■ DATA LINES

------------------------

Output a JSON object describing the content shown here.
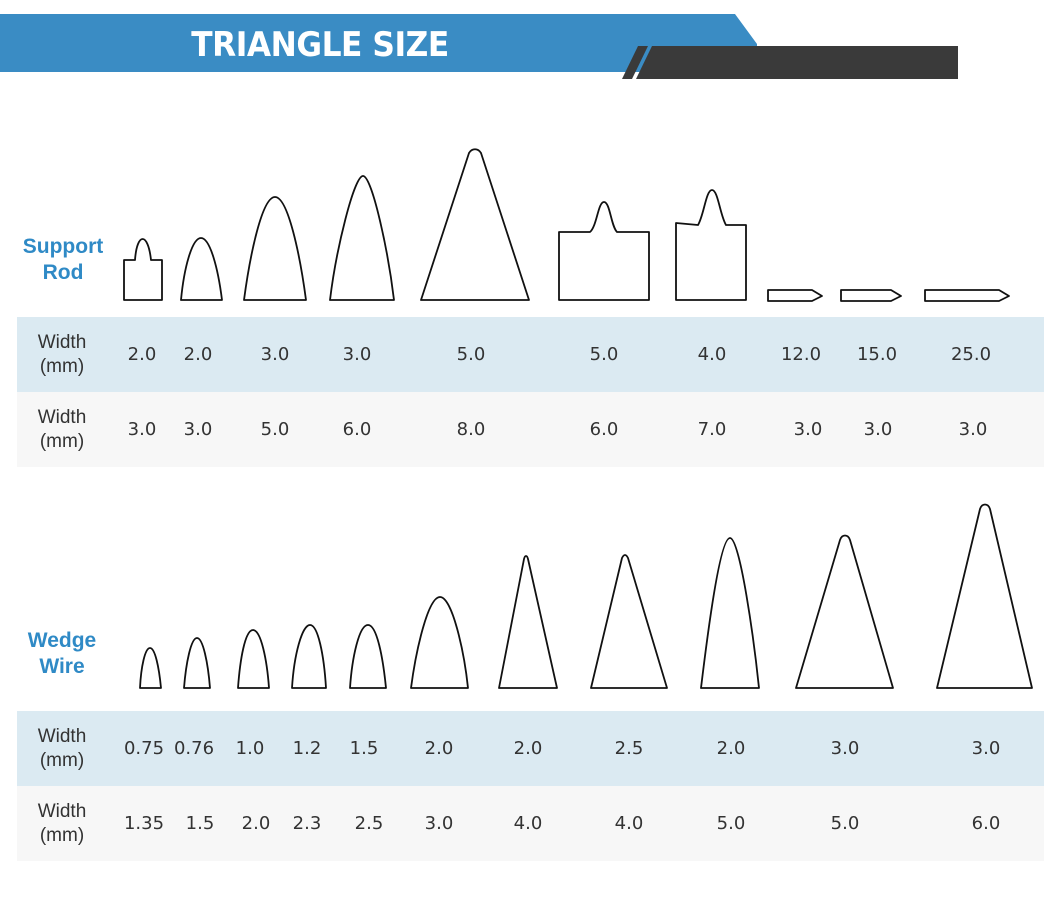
{
  "header": {
    "title": "TRIANGLE SIZE"
  },
  "colors": {
    "banner": "#3a8cc4",
    "accent_bar": "#3a3a3a",
    "label": "#2f8ac6",
    "row_blue": "#dbeaf2",
    "row_grey": "#f7f7f7"
  },
  "support_rod": {
    "label_line1": "Support",
    "label_line2": "Rod",
    "row1": {
      "label_line1": "Width",
      "label_line2": "(mm)",
      "values": [
        "2.0",
        "2.0",
        "3.0",
        "3.0",
        "5.0",
        "5.0",
        "4.0",
        "12.0",
        "15.0",
        "25.0"
      ]
    },
    "row2": {
      "label_line1": "Width",
      "label_line2": "(mm)",
      "values": [
        "3.0",
        "3.0",
        "5.0",
        "6.0",
        "8.0",
        "6.0",
        "7.0",
        "3.0",
        "3.0",
        "3.0"
      ]
    }
  },
  "wedge_wire": {
    "label_line1": "Wedge",
    "label_line2": "Wire",
    "row1": {
      "label_line1": "Width",
      "label_line2": "(mm)",
      "values": [
        "0.75",
        "0.76",
        "1.0",
        "1.2",
        "1.5",
        "2.0",
        "2.0",
        "2.5",
        "2.0",
        "3.0",
        "3.0"
      ]
    },
    "row2": {
      "label_line1": "Width",
      "label_line2": "(mm)",
      "values": [
        "1.35",
        "1.5",
        "2.0",
        "2.3",
        "2.5",
        "3.0",
        "4.0",
        "4.0",
        "5.0",
        "5.0",
        "6.0"
      ]
    }
  }
}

------------------------

■ REQUIREMENTS
Set down every record once more, word for word, without pictures.

■ FULL SOLUTION
Output a JSON object describing the content shown here.
{
  "header": {
    "title": "TRIANGLE SIZE"
  },
  "colors": {
    "banner": "#3a8cc4",
    "accent_bar": "#3a3a3a",
    "label": "#2f8ac6",
    "row_blue": "#dbeaf2",
    "row_grey": "#f7f7f7"
  },
  "support_rod": {
    "label_line1": "Support",
    "label_line2": "Rod",
    "row1": {
      "label_line1": "Width",
      "label_line2": "(mm)",
      "values": [
        "2.0",
        "2.0",
        "3.0",
        "3.0",
        "5.0",
        "5.0",
        "4.0",
        "12.0",
        "15.0",
        "25.0"
      ]
    },
    "row2": {
      "label_line1": "Width",
      "label_line2": "(mm)",
      "values": [
        "3.0",
        "3.0",
        "5.0",
        "6.0",
        "8.0",
        "6.0",
        "7.0",
        "3.0",
        "3.0",
        "3.0"
      ]
    }
  },
  "wedge_wire": {
    "label_line1": "Wedge",
    "label_line2": "Wire",
    "row1": {
      "label_line1": "Width",
      "label_line2": "(mm)",
      "values": [
        "0.75",
        "0.76",
        "1.0",
        "1.2",
        "1.5",
        "2.0",
        "2.0",
        "2.5",
        "2.0",
        "3.0",
        "3.0"
      ]
    },
    "row2": {
      "label_line1": "Width",
      "label_line2": "(mm)",
      "values": [
        "1.35",
        "1.5",
        "2.0",
        "2.3",
        "2.5",
        "3.0",
        "4.0",
        "4.0",
        "5.0",
        "5.0",
        "6.0"
      ]
    }
  }
}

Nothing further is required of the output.